*Anweisung*: Gib alles vom Anfang der Einträge bis hinunter zu der Zeile mit „card-holder-input[interactable] <box>135 764“ unverändert aus, diese Zeile eingeschlossen.

|---|

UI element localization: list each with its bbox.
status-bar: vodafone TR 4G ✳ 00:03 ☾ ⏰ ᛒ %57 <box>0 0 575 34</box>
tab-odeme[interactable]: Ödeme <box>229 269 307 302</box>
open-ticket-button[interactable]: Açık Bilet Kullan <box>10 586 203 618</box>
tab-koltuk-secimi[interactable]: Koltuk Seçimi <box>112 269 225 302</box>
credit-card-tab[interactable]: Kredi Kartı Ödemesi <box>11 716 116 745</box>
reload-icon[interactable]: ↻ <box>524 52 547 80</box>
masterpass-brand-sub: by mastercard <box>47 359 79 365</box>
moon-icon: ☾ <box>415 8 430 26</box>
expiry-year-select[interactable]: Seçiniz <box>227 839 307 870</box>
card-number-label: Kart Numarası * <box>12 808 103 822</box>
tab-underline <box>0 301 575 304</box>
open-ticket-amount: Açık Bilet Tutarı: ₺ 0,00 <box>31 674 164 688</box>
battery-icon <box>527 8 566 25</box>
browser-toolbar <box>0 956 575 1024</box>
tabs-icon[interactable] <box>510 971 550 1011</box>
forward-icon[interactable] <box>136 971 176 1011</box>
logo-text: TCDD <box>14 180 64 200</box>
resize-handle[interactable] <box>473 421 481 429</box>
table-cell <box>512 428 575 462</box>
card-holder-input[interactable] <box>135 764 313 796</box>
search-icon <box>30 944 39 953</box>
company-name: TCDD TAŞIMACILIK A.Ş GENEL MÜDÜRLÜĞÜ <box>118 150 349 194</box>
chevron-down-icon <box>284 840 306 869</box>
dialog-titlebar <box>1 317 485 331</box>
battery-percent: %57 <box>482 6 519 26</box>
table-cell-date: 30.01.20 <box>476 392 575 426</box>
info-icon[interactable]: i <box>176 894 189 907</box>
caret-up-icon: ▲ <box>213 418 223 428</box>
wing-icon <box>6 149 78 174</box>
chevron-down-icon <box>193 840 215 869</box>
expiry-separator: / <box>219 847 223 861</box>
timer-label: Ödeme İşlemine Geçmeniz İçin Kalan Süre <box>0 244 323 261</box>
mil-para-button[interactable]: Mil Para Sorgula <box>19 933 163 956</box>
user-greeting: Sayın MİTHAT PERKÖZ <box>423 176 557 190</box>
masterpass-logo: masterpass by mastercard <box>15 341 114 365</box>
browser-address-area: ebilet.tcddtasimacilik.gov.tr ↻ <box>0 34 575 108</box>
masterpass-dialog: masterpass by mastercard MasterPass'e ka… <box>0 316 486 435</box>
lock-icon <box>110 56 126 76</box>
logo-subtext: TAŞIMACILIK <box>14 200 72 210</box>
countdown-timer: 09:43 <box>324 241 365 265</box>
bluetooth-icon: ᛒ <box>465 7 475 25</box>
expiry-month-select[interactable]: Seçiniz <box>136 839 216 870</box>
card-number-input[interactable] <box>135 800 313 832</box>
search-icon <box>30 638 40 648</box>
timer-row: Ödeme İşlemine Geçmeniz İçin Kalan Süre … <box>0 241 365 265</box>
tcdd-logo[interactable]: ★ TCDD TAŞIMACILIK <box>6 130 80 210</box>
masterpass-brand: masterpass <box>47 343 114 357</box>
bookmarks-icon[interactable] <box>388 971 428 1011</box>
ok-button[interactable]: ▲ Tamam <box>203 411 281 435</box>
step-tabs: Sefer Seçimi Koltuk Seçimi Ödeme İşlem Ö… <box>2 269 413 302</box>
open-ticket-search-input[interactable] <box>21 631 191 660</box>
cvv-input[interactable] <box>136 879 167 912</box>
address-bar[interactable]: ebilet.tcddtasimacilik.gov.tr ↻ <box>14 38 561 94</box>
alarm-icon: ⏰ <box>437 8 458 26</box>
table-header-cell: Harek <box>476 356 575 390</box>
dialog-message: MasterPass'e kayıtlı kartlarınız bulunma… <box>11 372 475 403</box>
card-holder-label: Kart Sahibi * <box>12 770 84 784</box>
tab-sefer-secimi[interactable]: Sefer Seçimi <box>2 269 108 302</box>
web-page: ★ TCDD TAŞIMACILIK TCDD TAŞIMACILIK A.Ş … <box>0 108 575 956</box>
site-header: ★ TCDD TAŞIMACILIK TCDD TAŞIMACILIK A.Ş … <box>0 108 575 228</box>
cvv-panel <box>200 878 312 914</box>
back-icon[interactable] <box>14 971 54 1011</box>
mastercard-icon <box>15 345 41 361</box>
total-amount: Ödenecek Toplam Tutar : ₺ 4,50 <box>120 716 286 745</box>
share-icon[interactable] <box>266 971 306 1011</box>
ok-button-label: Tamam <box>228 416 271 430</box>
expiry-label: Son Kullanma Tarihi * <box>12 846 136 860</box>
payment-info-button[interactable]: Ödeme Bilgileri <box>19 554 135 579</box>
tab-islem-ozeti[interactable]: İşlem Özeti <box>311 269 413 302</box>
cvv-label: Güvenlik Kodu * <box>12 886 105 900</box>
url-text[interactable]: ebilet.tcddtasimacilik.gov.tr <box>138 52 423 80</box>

|---|

*Ergebnis der Übung*:
UI element localization: list each with its bbox.
status-bar: vodafone TR 4G ✳ 00:03 ☾ ⏰ ᛒ %57 <box>0 0 575 34</box>
tab-odeme[interactable]: Ödeme <box>229 269 307 302</box>
open-ticket-button[interactable]: Açık Bilet Kullan <box>10 586 203 618</box>
tab-koltuk-secimi[interactable]: Koltuk Seçimi <box>112 269 225 302</box>
credit-card-tab[interactable]: Kredi Kartı Ödemesi <box>11 716 116 745</box>
reload-icon[interactable]: ↻ <box>524 52 547 80</box>
masterpass-brand-sub: by mastercard <box>47 359 79 365</box>
moon-icon: ☾ <box>415 8 430 26</box>
expiry-year-select[interactable]: Seçiniz <box>227 839 307 870</box>
card-number-label: Kart Numarası * <box>12 808 103 822</box>
tab-underline <box>0 301 575 304</box>
open-ticket-amount: Açık Bilet Tutarı: ₺ 0,00 <box>31 674 164 688</box>
battery-icon <box>527 8 566 25</box>
browser-toolbar <box>0 956 575 1024</box>
tabs-icon[interactable] <box>510 971 550 1011</box>
forward-icon[interactable] <box>136 971 176 1011</box>
logo-text: TCDD <box>14 180 64 200</box>
resize-handle[interactable] <box>473 421 481 429</box>
table-cell <box>512 428 575 462</box>
card-holder-input[interactable] <box>135 764 313 796</box>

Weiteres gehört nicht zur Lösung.